> Aim of the task
Copy each line where the word "email" occurs.
===============
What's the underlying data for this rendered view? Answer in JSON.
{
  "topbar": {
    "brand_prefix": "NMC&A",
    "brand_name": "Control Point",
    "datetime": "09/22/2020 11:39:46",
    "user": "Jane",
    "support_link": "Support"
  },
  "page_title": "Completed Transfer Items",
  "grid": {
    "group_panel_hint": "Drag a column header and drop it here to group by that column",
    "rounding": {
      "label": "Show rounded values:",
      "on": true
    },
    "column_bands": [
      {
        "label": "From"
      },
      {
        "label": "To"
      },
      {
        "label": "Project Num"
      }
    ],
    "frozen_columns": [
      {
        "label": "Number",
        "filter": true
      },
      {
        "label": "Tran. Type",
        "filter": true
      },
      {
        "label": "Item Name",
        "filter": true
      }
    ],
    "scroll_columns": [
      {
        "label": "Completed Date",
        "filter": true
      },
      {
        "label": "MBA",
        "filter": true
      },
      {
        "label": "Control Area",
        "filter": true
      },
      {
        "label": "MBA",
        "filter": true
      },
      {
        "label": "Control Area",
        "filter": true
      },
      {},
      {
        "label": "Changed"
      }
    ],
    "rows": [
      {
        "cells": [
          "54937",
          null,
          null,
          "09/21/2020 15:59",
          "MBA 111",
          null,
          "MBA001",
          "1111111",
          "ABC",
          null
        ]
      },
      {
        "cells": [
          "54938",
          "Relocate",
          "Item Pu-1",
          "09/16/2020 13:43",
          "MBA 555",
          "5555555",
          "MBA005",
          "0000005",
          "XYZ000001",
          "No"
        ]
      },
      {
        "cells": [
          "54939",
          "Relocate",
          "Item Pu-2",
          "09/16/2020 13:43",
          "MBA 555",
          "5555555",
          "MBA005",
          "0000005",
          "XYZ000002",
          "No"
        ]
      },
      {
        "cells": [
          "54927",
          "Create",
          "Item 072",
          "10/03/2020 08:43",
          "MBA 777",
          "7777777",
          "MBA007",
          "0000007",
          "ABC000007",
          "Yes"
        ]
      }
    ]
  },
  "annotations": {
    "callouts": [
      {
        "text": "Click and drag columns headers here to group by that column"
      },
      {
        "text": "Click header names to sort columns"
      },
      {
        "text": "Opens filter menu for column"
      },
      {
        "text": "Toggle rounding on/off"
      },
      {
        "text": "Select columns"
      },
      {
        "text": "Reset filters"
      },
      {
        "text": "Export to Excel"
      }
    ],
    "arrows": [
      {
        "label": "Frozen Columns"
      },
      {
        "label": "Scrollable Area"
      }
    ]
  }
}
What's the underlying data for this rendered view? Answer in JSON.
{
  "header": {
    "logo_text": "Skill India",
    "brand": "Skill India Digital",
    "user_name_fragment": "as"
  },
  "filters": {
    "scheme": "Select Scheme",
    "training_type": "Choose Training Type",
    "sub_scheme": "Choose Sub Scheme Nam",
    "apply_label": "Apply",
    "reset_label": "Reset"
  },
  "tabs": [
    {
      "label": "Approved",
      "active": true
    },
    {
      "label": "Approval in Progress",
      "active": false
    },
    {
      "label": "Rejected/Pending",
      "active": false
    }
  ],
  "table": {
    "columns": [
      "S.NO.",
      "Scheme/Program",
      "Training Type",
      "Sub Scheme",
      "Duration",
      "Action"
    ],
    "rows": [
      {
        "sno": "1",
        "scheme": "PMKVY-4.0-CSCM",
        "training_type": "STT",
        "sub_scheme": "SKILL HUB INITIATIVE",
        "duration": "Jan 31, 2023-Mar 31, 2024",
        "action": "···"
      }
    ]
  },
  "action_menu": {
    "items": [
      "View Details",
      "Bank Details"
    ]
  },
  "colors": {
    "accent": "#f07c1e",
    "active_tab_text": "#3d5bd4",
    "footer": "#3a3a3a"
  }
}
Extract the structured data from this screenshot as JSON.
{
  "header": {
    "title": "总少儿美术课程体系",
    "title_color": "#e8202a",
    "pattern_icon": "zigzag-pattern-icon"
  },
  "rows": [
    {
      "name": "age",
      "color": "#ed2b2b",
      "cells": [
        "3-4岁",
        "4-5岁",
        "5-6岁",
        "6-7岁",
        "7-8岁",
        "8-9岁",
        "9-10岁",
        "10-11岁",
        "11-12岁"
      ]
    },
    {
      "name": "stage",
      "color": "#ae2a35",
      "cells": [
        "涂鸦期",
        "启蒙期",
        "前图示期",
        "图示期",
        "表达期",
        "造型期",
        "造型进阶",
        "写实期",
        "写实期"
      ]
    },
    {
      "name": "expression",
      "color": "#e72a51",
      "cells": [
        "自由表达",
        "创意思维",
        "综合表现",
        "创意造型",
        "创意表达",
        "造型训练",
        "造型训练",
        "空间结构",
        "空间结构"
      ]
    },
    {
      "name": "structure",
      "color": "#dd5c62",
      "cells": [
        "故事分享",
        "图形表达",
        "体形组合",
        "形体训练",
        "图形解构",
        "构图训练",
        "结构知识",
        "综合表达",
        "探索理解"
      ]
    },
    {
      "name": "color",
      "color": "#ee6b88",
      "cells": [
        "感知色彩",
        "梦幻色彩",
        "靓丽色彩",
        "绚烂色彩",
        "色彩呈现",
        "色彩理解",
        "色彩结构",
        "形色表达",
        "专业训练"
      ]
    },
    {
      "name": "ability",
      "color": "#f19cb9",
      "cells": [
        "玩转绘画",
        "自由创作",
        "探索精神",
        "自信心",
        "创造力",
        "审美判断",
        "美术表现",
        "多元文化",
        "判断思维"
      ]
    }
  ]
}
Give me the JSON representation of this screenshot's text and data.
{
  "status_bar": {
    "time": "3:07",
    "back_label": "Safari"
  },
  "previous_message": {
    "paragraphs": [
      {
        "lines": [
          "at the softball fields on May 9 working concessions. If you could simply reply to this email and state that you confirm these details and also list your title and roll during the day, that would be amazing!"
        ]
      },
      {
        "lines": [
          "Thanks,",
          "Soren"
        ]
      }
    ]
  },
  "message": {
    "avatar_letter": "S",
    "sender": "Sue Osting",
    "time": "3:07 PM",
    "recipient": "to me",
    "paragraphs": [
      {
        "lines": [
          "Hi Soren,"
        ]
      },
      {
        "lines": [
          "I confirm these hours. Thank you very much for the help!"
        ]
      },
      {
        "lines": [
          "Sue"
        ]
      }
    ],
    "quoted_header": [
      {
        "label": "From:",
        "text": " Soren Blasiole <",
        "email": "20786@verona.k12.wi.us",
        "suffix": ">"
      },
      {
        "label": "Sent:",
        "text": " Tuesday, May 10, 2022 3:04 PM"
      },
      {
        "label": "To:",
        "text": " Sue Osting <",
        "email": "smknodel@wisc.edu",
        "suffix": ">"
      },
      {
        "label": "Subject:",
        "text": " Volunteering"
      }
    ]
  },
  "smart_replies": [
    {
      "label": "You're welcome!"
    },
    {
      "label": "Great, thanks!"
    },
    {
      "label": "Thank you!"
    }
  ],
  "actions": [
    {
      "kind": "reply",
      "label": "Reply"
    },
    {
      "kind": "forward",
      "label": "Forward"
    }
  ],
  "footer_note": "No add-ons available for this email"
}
===============
> Written answer
          "at the softball fields on May 9 working concessions. If you could simply reply to this email and state that you confirm these details and also list your title and roll during the day, that would be amazing!"
        "email": "20786@verona.k12.wi.us",
        "email": "smknodel@wisc.edu",
  "footer_note": "No add-ons available for this email"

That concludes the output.